__What you need to do__:
1 - Quote everything from "What Types Of" down to "the indicative performance." in the article below on infant music preferences.
2 - Answer these questions using the article below on infant music preferences:
(a) How did a professor describe meter?
(b) How many experiments made up the study by Gaye Soley and Erin E. Hannon?
(c) What was measured to show the infants' preference among the musical examples?
3 - Carry on writing the article below on infant music preferences, picking up after its last sentence.

__Source document__:
What Types Of Music Do Infants Prefer?

30 Jun

Though previous research has suggested that beat detection (musical meter) is innate in infants,  research has yet to examine infant’s partiality towards musical style and genre.   Furthermore, research has not addressed whether differences between preferences correspond to universal musical components such as meter.  Meter is often closely associated with the recurrence of musical beats.  A professor of mine described meter as a “representational abstraction” that exists only on page to guide the performer or listener of cyclic,  reoccurring beats.  Meter is felt and counted, but provides no musical material than beyond the indicative performance.

Gaye Soley and Erin E. Hannon, employing a cross-cultural experimental design, examined meter preference among infants.  The study consisted of three experiments that compared Western, Balkan, and “Arbitrary” music.  In all three sections, American and Turkish infants were presented with music containing Western (simple, usually ratios of 1:1 or 2:1) and Balkan (complex, ratios of 3:2 as well as simple ratios of 1:1 and 2:1) , Arbitrary (complex ratios of 7:4, 8:5, 8:3) meters.  A musical example of each meter was presented concurrently alongside matching visual stimuli.  Infant gaze was measured towards the visual stimuli, demonstrating preference among the musical examples.

__Data shown__:
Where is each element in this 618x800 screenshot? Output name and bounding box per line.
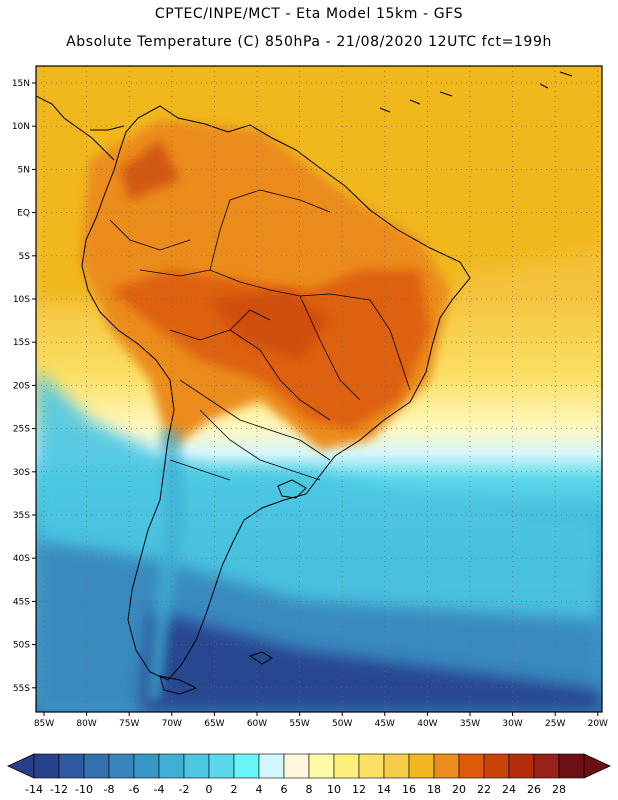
- colorbar-swatch: [358, 753, 385, 779]
- lat-label: 35S: [13, 511, 30, 521]
- colorbar-swatch: [458, 753, 485, 779]
- lon-label: 30W: [502, 719, 522, 729]
- lon-label: 65W: [204, 719, 224, 729]
- colorbar-label: -4: [154, 783, 165, 796]
- rio-de-la-plata-outline: [277, 479, 307, 499]
- colorbar-swatch: [308, 753, 335, 779]
- map-title-line2: Absolute Temperature (C) 850hPa - 21/08/…: [66, 34, 552, 50]
- tierra-del-fuego-outline: [159, 675, 198, 695]
- colorbar-label: 10: [327, 783, 341, 796]
- lat-label: 50S: [13, 641, 30, 651]
- map-frame: [35, 65, 603, 713]
- lat-label: 40S: [13, 554, 30, 564]
- colorbar-swatch: [33, 753, 60, 779]
- lat-label: 10S: [13, 295, 30, 305]
- colorbar-label: -10: [75, 783, 93, 796]
- lat-label: EQ: [17, 209, 30, 219]
- lon-label: 80W: [76, 719, 96, 729]
- lon-label: 35W: [460, 719, 480, 729]
- colorbar-label: 12: [352, 783, 366, 796]
- colorbar-label: 28: [552, 783, 566, 796]
- colorbar-label: 16: [402, 783, 416, 796]
- colorbar-swatch: [158, 753, 185, 779]
- axis-ticks: [32, 82, 599, 716]
- lon-label: 20W: [588, 719, 608, 729]
- colorbar-swatch: [483, 753, 510, 779]
- coastlines: [36, 71, 573, 695]
- lat-label: 15N: [12, 79, 30, 89]
- lat-label: 20S: [13, 381, 30, 391]
- lat-label: 55S: [13, 684, 30, 694]
- central-america-outline: [36, 95, 125, 161]
- colorbar-swatch: [83, 753, 110, 779]
- colorbar-under-arrow: [7, 753, 35, 779]
- colorbar-swatch: [258, 753, 285, 779]
- colorbar-label: -6: [129, 783, 140, 796]
- colorbar-swatch: [133, 753, 160, 779]
- colorbar-label: 24: [502, 783, 516, 796]
- colorbar-swatch: [333, 753, 360, 779]
- map-title-line1: CPTEC/INPE/MCT - Eta Model 15km - GFS: [154, 6, 464, 22]
- colorbar-swatch: [508, 753, 535, 779]
- south-america-outline: [81, 105, 471, 681]
- lat-label: 5S: [19, 252, 31, 262]
- falkland-islands-outline: [248, 651, 273, 665]
- colorbar-label: 0: [206, 783, 213, 796]
- colorbar-label: 8: [306, 783, 313, 796]
- colorbar-label: 6: [281, 783, 288, 796]
- lon-label: 50W: [332, 719, 352, 729]
- lon-label: 40W: [417, 719, 437, 729]
- longitude-labels: 85W 80W 75W 70W 65W 60W 55W 50W 45W 40W 35W 30W 25W 2…: [34, 719, 608, 729]
- colorbar-label: 26: [527, 783, 541, 796]
- lat-label: 15S: [13, 338, 30, 348]
- colorbar-label: 20: [452, 783, 466, 796]
- temperature-field: [36, 66, 602, 712]
- lon-label: 55W: [289, 719, 309, 729]
- colorbar-swatch: [283, 753, 310, 779]
- colorbar-swatch: [233, 753, 260, 779]
- lat-label: 10N: [12, 122, 30, 132]
- colorbar-swatch: [558, 753, 585, 779]
- colorbar-swatch: [58, 753, 85, 779]
- colorbar-label: 14: [377, 783, 391, 796]
- lat-label: 5N: [18, 165, 30, 175]
- colorbar-label: 2: [231, 783, 238, 796]
- colorbar-swatch: [383, 753, 410, 779]
- colorbar-swatch: [208, 753, 235, 779]
- colorbar-label: -8: [104, 783, 115, 796]
- colorbar-swatch: [433, 753, 460, 779]
- lon-label: 85W: [34, 719, 54, 729]
- colorbar-swatch: [183, 753, 210, 779]
- colorbar-label: -14: [25, 783, 43, 796]
- colorbar: -14 -12 -10 -8 -6 -4 -2 0 2 4 6 8 10 12 14 16 18 20 22 24 26…: [7, 753, 611, 796]
- colorbar-label: 22: [477, 783, 491, 796]
- lat-label: 45S: [13, 597, 30, 607]
- lon-label: 45W: [375, 719, 395, 729]
- colorbar-label: 4: [256, 783, 263, 796]
- colorbar-label: 18: [427, 783, 441, 796]
- colorbar-swatch: [408, 753, 435, 779]
- country-borders: [109, 189, 411, 481]
- caribbean-islands-outline: [379, 71, 573, 113]
- colorbar-swatch: [533, 753, 560, 779]
- lat-label: 25S: [13, 425, 30, 435]
- colorbar-label: -2: [179, 783, 190, 796]
- colorbar-over-arrow: [583, 753, 611, 779]
- colorbar-swatch: [108, 753, 135, 779]
- colorbar-label: -12: [50, 783, 68, 796]
- lon-label: 70W: [162, 719, 182, 729]
- lon-label: 25W: [545, 719, 565, 729]
- lon-label: 75W: [119, 719, 139, 729]
- lon-label: 60W: [247, 719, 267, 729]
- lat-label: 30S: [13, 468, 30, 478]
- latitude-labels: 15N 10N 5N EQ 5S 10S 15S 20S 25S 30S 35S 40S 45S 50S 5…: [12, 79, 30, 694]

__Final results__:
1 -
What Types Of Music Do Infants Prefer?

30 Jun

Though previous research has suggested that beat detection (musical meter) is innate in infants,  research has yet to examine infant’s partiality towards musical style and genre.   Furthermore, research has not addressed whether differences between preferences correspond to universal musical components such as meter.  Meter is often closely associated with the recurrence of musical beats.  A professor of mine described meter as a “representational abstraction” that exists only on page to guide the performer or listener of cyclic,  reoccurring beats.  Meter is felt and counted, but provides no musical material than beyond the indicative performance.

2 -
(a) As a "representational abstraction" that exists only on page to guide the performer or listener of cyclic, reoccurring beats.
(b) Three.
(c) Infant gaze toward the visual stimuli.

3 -
The predicted results were as follows: American infants would prefer music with Western music meters, while the Turkish infants, living in a “bi-metrical” music culture, would prefer both Western and Balkman meters equally.  The results favored these predictions, with American infants attending to the Western Music examples over the Balkan and the Turkish infants attending to both the Western and Balkan music.  It should be noted that in the trial of Balkan Vs. Arbitrary music, both groups of infants preferred the Balkan music.  Why American infants might favor the Balkan music in this instance is addressed by the researchers in the study’s conclusion.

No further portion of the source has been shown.